Repeat the full listing below verbatim and keep the images out.

:: INPUT ::

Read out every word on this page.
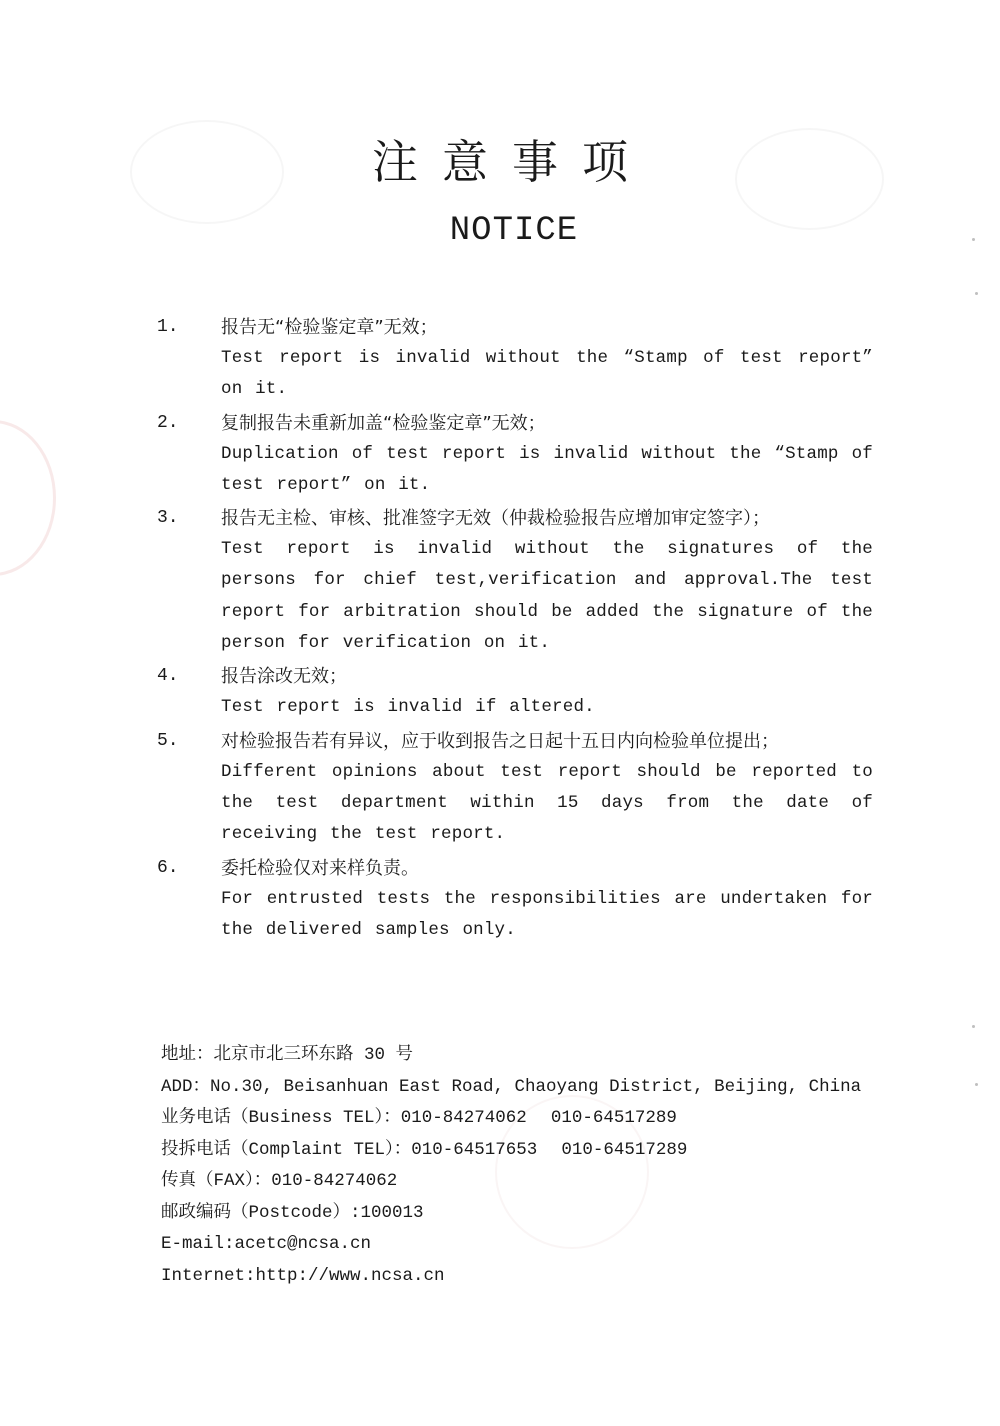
注意事项
NOTICE
1. 报告无“检验鉴定章”无效；
Test report is invalid without the “Stamp of test report” on it.
2. 复制报告未重新加盖“检验鉴定章”无效；
Duplication of test report is invalid without the “Stamp of test report” on it.
3. 报告无主检、审核、批准签字无效（仲裁检验报告应增加审定签字）；
Test report is invalid without the signatures of the persons for chief test,verification and approval.The test report for arbitration should be added the signature of the person for verification on it.
4. 报告涂改无效；
Test report is invalid if altered.
5. 对检验报告若有异议，应于收到报告之日起十五日内向检验单位提出；
Different opinions about test report should be reported to the test department within 15 days from the date of receiving the test report.
6. 委托检验仅对来样负责。
For entrusted tests the responsibilities are undertaken for the delivered samples only.
地址：北京市北三环东路 30 号
ADD：No.30, Beisanhuan East Road, Chaoyang District, Beijing, China
业务电话（Business TEL）：010-84274062 010-64517289
投拆电话（Complaint TEL）：010-64517653 010-64517289
传真（FAX）：010-84274062
邮政编码（Postcode）:100013
E-mail:acetc@ncsa.cn
Internet:http://www.ncsa.cn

:::

### SOLUTION TO THE PROBLEM
Read out every word on this page.
注意事项
NOTICE
1. 报告无“检验鉴定章”无效；
Test report is invalid without the “Stamp of test report” on it.
2. 复制报告未重新加盖“检验鉴定章”无效；
Duplication of test report is invalid without the “Stamp of test report” on it.
3. 报告无主检、审核、批准签字无效（仲裁检验报告应增加审定签字）；
Test report is invalid without the signatures of the persons for chief test,verification and approval.The test report for arbitration should be added the signature of the person for verification on it.
4. 报告涂改无效；
Test report is invalid if altered.
5. 对检验报告若有异议，应于收到报告之日起十五日内向检验单位提出；
Different opinions about test report should be reported to the test department within 15 days from the date of receiving the test report.
6. 委托检验仅对来样负责。
For entrusted tests the responsibilities are undertaken for the delivered samples only.
地址：北京市北三环东路 30 号
ADD：No.30, Beisanhuan East Road, Chaoyang District, Beijing, China
业务电话（Business TEL）：010-84274062 010-64517289
投拆电话（Complaint TEL）：010-64517653 010-64517289
传真（FAX）：010-84274062
邮政编码（Postcode）:100013
E-mail:acetc@ncsa.cn
Internet:http://www.ncsa.cn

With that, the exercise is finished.